#### WHAT YOU HAVE TO DO
Retype the complete listing exactly as it appears.

>> start RECORDS

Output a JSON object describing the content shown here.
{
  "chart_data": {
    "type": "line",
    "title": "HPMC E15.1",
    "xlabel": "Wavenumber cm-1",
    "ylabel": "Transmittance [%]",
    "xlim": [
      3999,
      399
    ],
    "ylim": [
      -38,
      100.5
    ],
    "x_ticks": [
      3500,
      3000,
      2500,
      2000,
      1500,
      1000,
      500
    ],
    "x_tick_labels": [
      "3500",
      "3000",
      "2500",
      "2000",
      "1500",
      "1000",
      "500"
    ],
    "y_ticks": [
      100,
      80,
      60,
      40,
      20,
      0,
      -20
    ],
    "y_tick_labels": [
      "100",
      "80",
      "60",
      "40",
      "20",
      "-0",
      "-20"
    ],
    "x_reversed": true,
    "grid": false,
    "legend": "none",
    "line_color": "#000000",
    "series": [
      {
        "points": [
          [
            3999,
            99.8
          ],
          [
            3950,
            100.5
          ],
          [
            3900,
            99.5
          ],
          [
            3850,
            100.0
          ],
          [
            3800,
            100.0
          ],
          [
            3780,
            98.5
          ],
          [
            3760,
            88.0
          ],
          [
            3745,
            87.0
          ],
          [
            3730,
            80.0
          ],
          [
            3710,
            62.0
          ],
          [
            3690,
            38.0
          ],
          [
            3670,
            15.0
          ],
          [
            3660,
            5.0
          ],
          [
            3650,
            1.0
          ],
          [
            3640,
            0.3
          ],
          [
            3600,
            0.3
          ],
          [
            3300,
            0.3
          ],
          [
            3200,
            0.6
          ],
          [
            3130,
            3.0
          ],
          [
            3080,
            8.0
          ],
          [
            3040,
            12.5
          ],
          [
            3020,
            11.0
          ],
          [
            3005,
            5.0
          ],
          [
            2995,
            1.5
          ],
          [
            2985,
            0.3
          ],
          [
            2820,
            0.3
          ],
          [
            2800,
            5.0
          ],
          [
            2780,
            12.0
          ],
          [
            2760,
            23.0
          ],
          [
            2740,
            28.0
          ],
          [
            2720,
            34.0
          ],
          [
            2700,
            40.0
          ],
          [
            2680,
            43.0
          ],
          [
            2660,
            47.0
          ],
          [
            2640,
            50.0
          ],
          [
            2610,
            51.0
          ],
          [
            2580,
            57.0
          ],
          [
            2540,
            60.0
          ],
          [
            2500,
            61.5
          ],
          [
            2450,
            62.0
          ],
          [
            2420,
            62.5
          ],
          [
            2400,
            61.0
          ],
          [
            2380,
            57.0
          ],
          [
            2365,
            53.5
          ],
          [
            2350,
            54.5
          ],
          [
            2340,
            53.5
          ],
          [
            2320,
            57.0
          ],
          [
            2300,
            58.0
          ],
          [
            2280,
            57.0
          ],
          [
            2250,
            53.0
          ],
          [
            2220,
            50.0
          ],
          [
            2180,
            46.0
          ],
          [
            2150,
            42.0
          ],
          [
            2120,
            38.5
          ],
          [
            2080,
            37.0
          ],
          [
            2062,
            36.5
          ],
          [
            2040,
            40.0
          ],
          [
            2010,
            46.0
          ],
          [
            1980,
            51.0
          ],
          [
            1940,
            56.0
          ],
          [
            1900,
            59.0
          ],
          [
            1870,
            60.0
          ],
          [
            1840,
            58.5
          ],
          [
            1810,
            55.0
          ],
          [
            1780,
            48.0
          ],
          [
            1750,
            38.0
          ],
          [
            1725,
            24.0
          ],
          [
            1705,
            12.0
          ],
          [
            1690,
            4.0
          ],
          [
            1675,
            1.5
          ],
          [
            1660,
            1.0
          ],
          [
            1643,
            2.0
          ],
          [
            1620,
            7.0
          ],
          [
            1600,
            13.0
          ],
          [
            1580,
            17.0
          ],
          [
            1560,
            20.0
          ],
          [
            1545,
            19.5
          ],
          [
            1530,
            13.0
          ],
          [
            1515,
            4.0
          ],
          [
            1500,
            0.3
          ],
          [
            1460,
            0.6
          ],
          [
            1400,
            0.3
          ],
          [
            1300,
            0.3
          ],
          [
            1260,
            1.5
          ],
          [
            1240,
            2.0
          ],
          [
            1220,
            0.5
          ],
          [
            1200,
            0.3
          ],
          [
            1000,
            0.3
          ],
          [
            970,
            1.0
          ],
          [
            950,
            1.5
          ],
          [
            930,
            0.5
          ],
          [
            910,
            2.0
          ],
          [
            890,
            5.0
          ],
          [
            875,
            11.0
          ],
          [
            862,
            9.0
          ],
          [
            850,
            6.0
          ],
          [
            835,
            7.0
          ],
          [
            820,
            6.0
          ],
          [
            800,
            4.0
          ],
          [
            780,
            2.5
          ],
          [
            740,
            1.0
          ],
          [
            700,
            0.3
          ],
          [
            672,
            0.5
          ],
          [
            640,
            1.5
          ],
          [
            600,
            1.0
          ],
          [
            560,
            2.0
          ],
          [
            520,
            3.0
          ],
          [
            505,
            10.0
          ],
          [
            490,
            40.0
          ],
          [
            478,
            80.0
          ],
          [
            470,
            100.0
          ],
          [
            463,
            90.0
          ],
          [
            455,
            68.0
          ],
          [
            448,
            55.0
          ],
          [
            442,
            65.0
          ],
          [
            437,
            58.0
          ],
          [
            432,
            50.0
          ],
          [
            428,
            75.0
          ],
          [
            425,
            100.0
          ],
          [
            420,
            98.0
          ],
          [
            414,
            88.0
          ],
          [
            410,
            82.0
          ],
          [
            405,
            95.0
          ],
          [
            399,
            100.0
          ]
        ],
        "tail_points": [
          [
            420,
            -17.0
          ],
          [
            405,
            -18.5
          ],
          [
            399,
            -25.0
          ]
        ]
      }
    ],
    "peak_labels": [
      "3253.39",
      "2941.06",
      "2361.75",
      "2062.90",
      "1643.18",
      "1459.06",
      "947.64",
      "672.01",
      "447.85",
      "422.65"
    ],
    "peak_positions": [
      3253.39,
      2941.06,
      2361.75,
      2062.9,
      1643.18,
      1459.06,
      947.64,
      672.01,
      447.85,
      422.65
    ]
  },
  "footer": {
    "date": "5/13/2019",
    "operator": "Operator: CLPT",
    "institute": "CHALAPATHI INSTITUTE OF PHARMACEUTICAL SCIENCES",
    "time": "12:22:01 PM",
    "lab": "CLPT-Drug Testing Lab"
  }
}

>> end RECORDS

#### THE COMPLETED TASK
Output a JSON object describing the content shown here.
{
  "chart_data": {
    "type": "line",
    "title": "HPMC E15.1",
    "xlabel": "Wavenumber cm-1",
    "ylabel": "Transmittance [%]",
    "xlim": [
      3999,
      399
    ],
    "ylim": [
      -38,
      100.5
    ],
    "x_ticks": [
      3500,
      3000,
      2500,
      2000,
      1500,
      1000,
      500
    ],
    "x_tick_labels": [
      "3500",
      "3000",
      "2500",
      "2000",
      "1500",
      "1000",
      "500"
    ],
    "y_ticks": [
      100,
      80,
      60,
      40,
      20,
      0,
      -20
    ],
    "y_tick_labels": [
      "100",
      "80",
      "60",
      "40",
      "20",
      "-0",
      "-20"
    ],
    "x_reversed": true,
    "grid": false,
    "legend": "none",
    "line_color": "#000000",
    "series": [
      {
        "points": [
          [
            3999,
            99.8
          ],
          [
            3950,
            100.5
          ],
          [
            3900,
            99.5
          ],
          [
            3850,
            100.0
          ],
          [
            3800,
            100.0
          ],
          [
            3780,
            98.5
          ],
          [
            3760,
            88.0
          ],
          [
            3745,
            87.0
          ],
          [
            3730,
            80.0
          ],
          [
            3710,
            62.0
          ],
          [
            3690,
            38.0
          ],
          [
            3670,
            15.0
          ],
          [
            3660,
            5.0
          ],
          [
            3650,
            1.0
          ],
          [
            3640,
            0.3
          ],
          [
            3600,
            0.3
          ],
          [
            3300,
            0.3
          ],
          [
            3200,
            0.6
          ],
          [
            3130,
            3.0
          ],
          [
            3080,
            8.0
          ],
          [
            3040,
            12.5
          ],
          [
            3020,
            11.0
          ],
          [
            3005,
            5.0
          ],
          [
            2995,
            1.5
          ],
          [
            2985,
            0.3
          ],
          [
            2820,
            0.3
          ],
          [
            2800,
            5.0
          ],
          [
            2780,
            12.0
          ],
          [
            2760,
            23.0
          ],
          [
            2740,
            28.0
          ],
          [
            2720,
            34.0
          ],
          [
            2700,
            40.0
          ],
          [
            2680,
            43.0
          ],
          [
            2660,
            47.0
          ],
          [
            2640,
            50.0
          ],
          [
            2610,
            51.0
          ],
          [
            2580,
            57.0
          ],
          [
            2540,
            60.0
          ],
          [
            2500,
            61.5
          ],
          [
            2450,
            62.0
          ],
          [
            2420,
            62.5
          ],
          [
            2400,
            61.0
          ],
          [
            2380,
            57.0
          ],
          [
            2365,
            53.5
          ],
          [
            2350,
            54.5
          ],
          [
            2340,
            53.5
          ],
          [
            2320,
            57.0
          ],
          [
            2300,
            58.0
          ],
          [
            2280,
            57.0
          ],
          [
            2250,
            53.0
          ],
          [
            2220,
            50.0
          ],
          [
            2180,
            46.0
          ],
          [
            2150,
            42.0
          ],
          [
            2120,
            38.5
          ],
          [
            2080,
            37.0
          ],
          [
            2062,
            36.5
          ],
          [
            2040,
            40.0
          ],
          [
            2010,
            46.0
          ],
          [
            1980,
            51.0
          ],
          [
            1940,
            56.0
          ],
          [
            1900,
            59.0
          ],
          [
            1870,
            60.0
          ],
          [
            1840,
            58.5
          ],
          [
            1810,
            55.0
          ],
          [
            1780,
            48.0
          ],
          [
            1750,
            38.0
          ],
          [
            1725,
            24.0
          ],
          [
            1705,
            12.0
          ],
          [
            1690,
            4.0
          ],
          [
            1675,
            1.5
          ],
          [
            1660,
            1.0
          ],
          [
            1643,
            2.0
          ],
          [
            1620,
            7.0
          ],
          [
            1600,
            13.0
          ],
          [
            1580,
            17.0
          ],
          [
            1560,
            20.0
          ],
          [
            1545,
            19.5
          ],
          [
            1530,
            13.0
          ],
          [
            1515,
            4.0
          ],
          [
            1500,
            0.3
          ],
          [
            1460,
            0.6
          ],
          [
            1400,
            0.3
          ],
          [
            1300,
            0.3
          ],
          [
            1260,
            1.5
          ],
          [
            1240,
            2.0
          ],
          [
            1220,
            0.5
          ],
          [
            1200,
            0.3
          ],
          [
            1000,
            0.3
          ],
          [
            970,
            1.0
          ],
          [
            950,
            1.5
          ],
          [
            930,
            0.5
          ],
          [
            910,
            2.0
          ],
          [
            890,
            5.0
          ],
          [
            875,
            11.0
          ],
          [
            862,
            9.0
          ],
          [
            850,
            6.0
          ],
          [
            835,
            7.0
          ],
          [
            820,
            6.0
          ],
          [
            800,
            4.0
          ],
          [
            780,
            2.5
          ],
          [
            740,
            1.0
          ],
          [
            700,
            0.3
          ],
          [
            672,
            0.5
          ],
          [
            640,
            1.5
          ],
          [
            600,
            1.0
          ],
          [
            560,
            2.0
          ],
          [
            520,
            3.0
          ],
          [
            505,
            10.0
          ],
          [
            490,
            40.0
          ],
          [
            478,
            80.0
          ],
          [
            470,
            100.0
          ],
          [
            463,
            90.0
          ],
          [
            455,
            68.0
          ],
          [
            448,
            55.0
          ],
          [
            442,
            65.0
          ],
          [
            437,
            58.0
          ],
          [
            432,
            50.0
          ],
          [
            428,
            75.0
          ],
          [
            425,
            100.0
          ],
          [
            420,
            98.0
          ],
          [
            414,
            88.0
          ],
          [
            410,
            82.0
          ],
          [
            405,
            95.0
          ],
          [
            399,
            100.0
          ]
        ],
        "tail_points": [
          [
            420,
            -17.0
          ],
          [
            405,
            -18.5
          ],
          [
            399,
            -25.0
          ]
        ]
      }
    ],
    "peak_labels": [
      "3253.39",
      "2941.06",
      "2361.75",
      "2062.90",
      "1643.18",
      "1459.06",
      "947.64",
      "672.01",
      "447.85",
      "422.65"
    ],
    "peak_positions": [
      3253.39,
      2941.06,
      2361.75,
      2062.9,
      1643.18,
      1459.06,
      947.64,
      672.01,
      447.85,
      422.65
    ]
  },
  "footer": {
    "date": "5/13/2019",
    "operator": "Operator: CLPT",
    "institute": "CHALAPATHI INSTITUTE OF PHARMACEUTICAL SCIENCES",
    "time": "12:22:01 PM",
    "lab": "CLPT-Drug Testing Lab"
  }
}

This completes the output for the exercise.